Record set |
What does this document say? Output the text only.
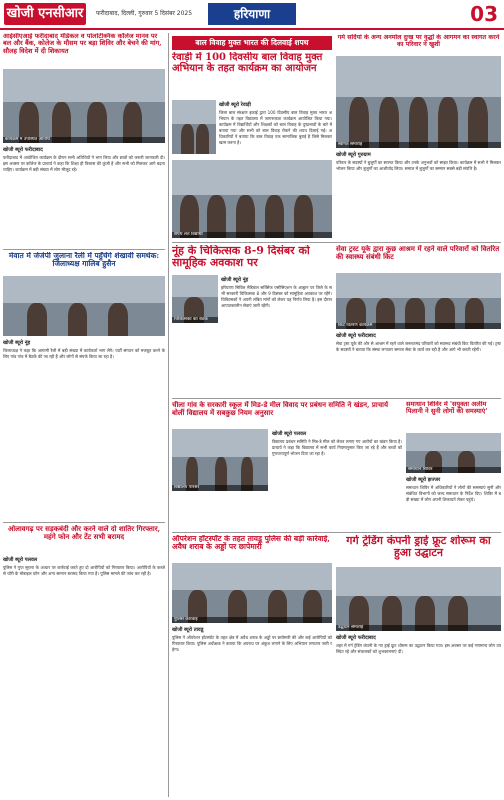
खोजी एनसीआर	फरीदाबाद, दिल्ली, गुरुवार 5 दिसंबर 2025	हरियाणा	03
आईसीएआई फरीदाबाद मेडिकल व पोलोटेक्निक कॉलेज मानव पर बल और बैंक, कोलेज के मौसम पर बड़ा शिविर और बेचने की मांग, सौलह विदेश में दी शिकायत
कार्यक्रम में उपस्थित अतिथि
खोजी ब्यूरो फरीदाबाद
फरीदाबाद में आयोजित कार्यक्रम के दौरान सभी अतिथियों ने भाग लिया और छात्रों को जरूरी जानकारी दी। इस अवसर पर कॉलेज के प्राचार्य ने कहा कि शिक्षा ही विकास की कुंजी है और सभी को मिलकर आगे बढ़ना चाहिए। कार्यक्रम में बड़ी संख्या में लोग मौजूद रहे।
मेवात में जेजेपी जुलाना रैली में पहुँचेंगे शेखावी समर्थक: जिलाध्यक्ष गालिब हुसैन
खोजी ब्यूरो नूंह
जिलाध्यक्ष ने कहा कि आगामी रैली में बड़ी संख्या में कार्यकर्ता भाग लेंगे। पार्टी संगठन को मजबूत करने के लिए गांव गांव में बैठकें की जा रही हैं और लोगों से संपर्क किया जा रहा है।
ओलावगढ़ पर सड़कबंदी और करने वाले दो शातिर गिरफ्तार, महंगे फोन और टेंट सभी बरामद
खोजी ब्यूरो पलवल
पुलिस ने गुप्त सूचना के आधार पर कार्रवाई करते हुए दो आरोपियों को गिरफ्तार किया। आरोपियों के कब्जे से चोरी के मोबाइल फोन और अन्य सामान बरामद किया गया है। पुलिस मामले की जांच कर रही है।
बाल विवाह मुक्त भारत की दिलवाई शपथ
रेवाड़ी में 100 दिवसीय बाल विवाह मुक्त अभियान के तहत कार्यक्रम का आयोजन
खोजी ब्यूरो रेवाड़ी
जिला बाल संरक्षण इकाई द्वारा 100 दिवसीय बाल विवाह मुक्त भारत अभियान के तहत विद्यालय में जागरूकता कार्यक्रम आयोजित किया गया। कार्यक्रम में विद्यार्थियों और शिक्षकों को बाल विवाह के दुष्प्रभावों के बारे में बताया गया और सभी को बाल विवाह रोकने की शपथ दिलाई गई। अधिकारियों ने बताया कि बाल विवाह एक सामाजिक बुराई है जिसे मिलकर खत्म करना है।
शपथ लेते विद्यार्थी
गर्म सर्दियां के अन्य अनमोल दुःख पर वृद्धों के आगमन का स्वागत करने का परिवार ने खुशी
स्वागत समारोह
खोजी ब्यूरो गुरुग्राम
परिवार के सदस्यों ने बुजुर्गों का स्वागत किया और उनके अनुभवों को साझा किया। कार्यक्रम में सभी ने मिलकर भोजन किया और बुजुर्गों का आशीर्वाद लिया। समाज में बुजुर्गों का सम्मान सबसे बड़ी संपत्ति है।
नूंह के चिकित्सक 8-9 दिसंबर को सामूहिक अवकाश पर
चिकित्सकों की बैठक
खोजी ब्यूरो नूंह
हरियाणा सिविल मेडिकल सर्विसेज एसोसिएशन के आह्वान पर जिले के सभी सरकारी चिकित्सक 8 और 9 दिसंबर को सामूहिक अवकाश पर रहेंगे। चिकित्सकों ने अपनी लंबित मांगों को लेकर यह निर्णय लिया है। इस दौरान आपातकालीन सेवाएं जारी रहेंगी।
सेवा ट्रस्ट यूके द्वारा कुछ आश्रम में रहने वाले परिवारों को वितरित की स्वास्थ्य संबंधी किट
किट वितरण कार्यक्रम
खोजी ब्यूरो फरीदाबाद
सेवा ट्रस्ट यूके की ओर से आश्रम में रहने वाले जरूरतमंद परिवारों को स्वास्थ्य संबंधी किट वितरित की गई। ट्रस्ट के सदस्यों ने बताया कि संस्था लगातार समाज सेवा के कार्य कर रही है और आगे भी करती रहेगी।
चीला गांव के सरकारी स्कूल में मिड-डे मील विवाद पर प्रबंधन समिति ने खंडन, प्राचार्य बोलीं विद्यालय में सबकुछ नियम अनुसार
विद्यालय परिसर
खोजी ब्यूरो पलवल
विद्यालय प्रबंधन समिति ने मिड-डे मील को लेकर लगाए गए आरोपों का खंडन किया है। प्राचार्य ने कहा कि विद्यालय में सभी कार्य नियमानुसार किए जा रहे हैं और बच्चों को गुणवत्तापूर्ण भोजन दिया जा रहा है।
समाधान शिविर में 'सयुक्ता अलीम पिलानी ने सुनी लोगों की समस्याएं'
समाधान शिविर
खोजी ब्यूरो झज्जर
समाधान शिविर में अधिकारियों ने लोगों की समस्याएं सुनीं और संबंधित विभागों को जल्द समाधान के निर्देश दिए। शिविर में बड़ी संख्या में लोग अपनी शिकायतें लेकर पहुंचे।
ऑपरेशन हॉटस्पॉट के तहत तावडू पुलिस की बड़ी कार्रवाई, अवैध शराब के अड्डों पर छापेमारी
पुलिस कार्रवाई
खोजी ब्यूरो तावडू
पुलिस ने ऑपरेशन हॉटस्पॉट के तहत क्षेत्र में अवैध शराब के अड्डों पर छापेमारी की और कई आरोपियों को गिरफ्तार किया। पुलिस अधीक्षक ने बताया कि अपराध पर अंकुश लगाने के लिए अभियान लगातार जारी रहेगा।
गर्ग ट्रेडिंग कंपनी ड्राई फ्रूट शोरूम का हुआ उद्घाटन
उद्घाटन समारोह
खोजी ब्यूरो फरीदाबाद
शहर में गर्ग ट्रेडिंग कंपनी के नए ड्राई फ्रूट शोरूम का उद्घाटन किया गया। इस अवसर पर कई गणमान्य लोग उपस्थित रहे और संचालकों को शुभकामनाएं दीं।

Short problem | Transcribe every entry word for word, but skip the pictures.

Result of the task |
What does this document say? Output the text only.
खोजी एनसीआर	फरीदाबाद, दिल्ली, गुरुवार 5 दिसंबर 2025	हरियाणा	03
आईसीएआई फरीदाबाद मेडिकल व पोलोटेक्निक कॉलेज मानव पर बल और बैंक, कोलेज के मौसम पर बड़ा शिविर और बेचने की मांग, सौलह विदेश में दी शिकायत
कार्यक्रम में उपस्थित अतिथि
खोजी ब्यूरो फरीदाबाद
फरीदाबाद में आयोजित कार्यक्रम के दौरान सभी अतिथियों ने भाग लिया और छात्रों को जरूरी जानकारी दी। इस अवसर पर कॉलेज के प्राचार्य ने कहा कि शिक्षा ही विकास की कुंजी है और सभी को मिलकर आगे बढ़ना चाहिए। कार्यक्रम में बड़ी संख्या में लोग मौजूद रहे।
मेवात में जेजेपी जुलाना रैली में पहुँचेंगे शेखावी समर्थक: जिलाध्यक्ष गालिब हुसैन
खोजी ब्यूरो नूंह
जिलाध्यक्ष ने कहा कि आगामी रैली में बड़ी संख्या में कार्यकर्ता भाग लेंगे। पार्टी संगठन को मजबूत करने के लिए गांव गांव में बैठकें की जा रही हैं और लोगों से संपर्क किया जा रहा है।
ओलावगढ़ पर सड़कबंदी और करने वाले दो शातिर गिरफ्तार, महंगे फोन और टेंट सभी बरामद
खोजी ब्यूरो पलवल
पुलिस ने गुप्त सूचना के आधार पर कार्रवाई करते हुए दो आरोपियों को गिरफ्तार किया। आरोपियों के कब्जे से चोरी के मोबाइल फोन और अन्य सामान बरामद किया गया है। पुलिस मामले की जांच कर रही है।
बाल विवाह मुक्त भारत की दिलवाई शपथ
रेवाड़ी में 100 दिवसीय बाल विवाह मुक्त अभियान के तहत कार्यक्रम का आयोजन
खोजी ब्यूरो रेवाड़ी
जिला बाल संरक्षण इकाई द्वारा 100 दिवसीय बाल विवाह मुक्त भारत अभियान के तहत विद्यालय में जागरूकता कार्यक्रम आयोजित किया गया। कार्यक्रम में विद्यार्थियों और शिक्षकों को बाल विवाह के दुष्प्रभावों के बारे में बताया गया और सभी को बाल विवाह रोकने की शपथ दिलाई गई। अधिकारियों ने बताया कि बाल विवाह एक सामाजिक बुराई है जिसे मिलकर खत्म करना है।
शपथ लेते विद्यार्थी
गर्म सर्दियां के अन्य अनमोल दुःख पर वृद्धों के आगमन का स्वागत करने का परिवार ने खुशी
स्वागत समारोह
खोजी ब्यूरो गुरुग्राम
परिवार के सदस्यों ने बुजुर्गों का स्वागत किया और उनके अनुभवों को साझा किया। कार्यक्रम में सभी ने मिलकर भोजन किया और बुजुर्गों का आशीर्वाद लिया। समाज में बुजुर्गों का सम्मान सबसे बड़ी संपत्ति है।
नूंह के चिकित्सक 8-9 दिसंबर को सामूहिक अवकाश पर
चिकित्सकों की बैठक
खोजी ब्यूरो नूंह
हरियाणा सिविल मेडिकल सर्विसेज एसोसिएशन के आह्वान पर जिले के सभी सरकारी चिकित्सक 8 और 9 दिसंबर को सामूहिक अवकाश पर रहेंगे। चिकित्सकों ने अपनी लंबित मांगों को लेकर यह निर्णय लिया है। इस दौरान आपातकालीन सेवाएं जारी रहेंगी।
सेवा ट्रस्ट यूके द्वारा कुछ आश्रम में रहने वाले परिवारों को वितरित की स्वास्थ्य संबंधी किट
किट वितरण कार्यक्रम
खोजी ब्यूरो फरीदाबाद
सेवा ट्रस्ट यूके की ओर से आश्रम में रहने वाले जरूरतमंद परिवारों को स्वास्थ्य संबंधी किट वितरित की गई। ट्रस्ट के सदस्यों ने बताया कि संस्था लगातार समाज सेवा के कार्य कर रही है और आगे भी करती रहेगी।
चीला गांव के सरकारी स्कूल में मिड-डे मील विवाद पर प्रबंधन समिति ने खंडन, प्राचार्य बोलीं विद्यालय में सबकुछ नियम अनुसार
विद्यालय परिसर
खोजी ब्यूरो पलवल
विद्यालय प्रबंधन समिति ने मिड-डे मील को लेकर लगाए गए आरोपों का खंडन किया है। प्राचार्य ने कहा कि विद्यालय में सभी कार्य नियमानुसार किए जा रहे हैं और बच्चों को गुणवत्तापूर्ण भोजन दिया जा रहा है।
समाधान शिविर में 'सयुक्ता अलीम पिलानी ने सुनी लोगों की समस्याएं'
समाधान शिविर
खोजी ब्यूरो झज्जर
समाधान शिविर में अधिकारियों ने लोगों की समस्याएं सुनीं और संबंधित विभागों को जल्द समाधान के निर्देश दिए। शिविर में बड़ी संख्या में लोग अपनी शिकायतें लेकर पहुंचे।
ऑपरेशन हॉटस्पॉट के तहत तावडू पुलिस की बड़ी कार्रवाई, अवैध शराब के अड्डों पर छापेमारी
पुलिस कार्रवाई
खोजी ब्यूरो तावडू
पुलिस ने ऑपरेशन हॉटस्पॉट के तहत क्षेत्र में अवैध शराब के अड्डों पर छापेमारी की और कई आरोपियों को गिरफ्तार किया। पुलिस अधीक्षक ने बताया कि अपराध पर अंकुश लगाने के लिए अभियान लगातार जारी रहेगा।
गर्ग ट्रेडिंग कंपनी ड्राई फ्रूट शोरूम का हुआ उद्घाटन
उद्घाटन समारोह
खोजी ब्यूरो फरीदाबाद
शहर में गर्ग ट्रेडिंग कंपनी के नए ड्राई फ्रूट शोरूम का उद्घाटन किया गया। इस अवसर पर कई गणमान्य लोग उपस्थित रहे और संचालकों को शुभकामनाएं दीं।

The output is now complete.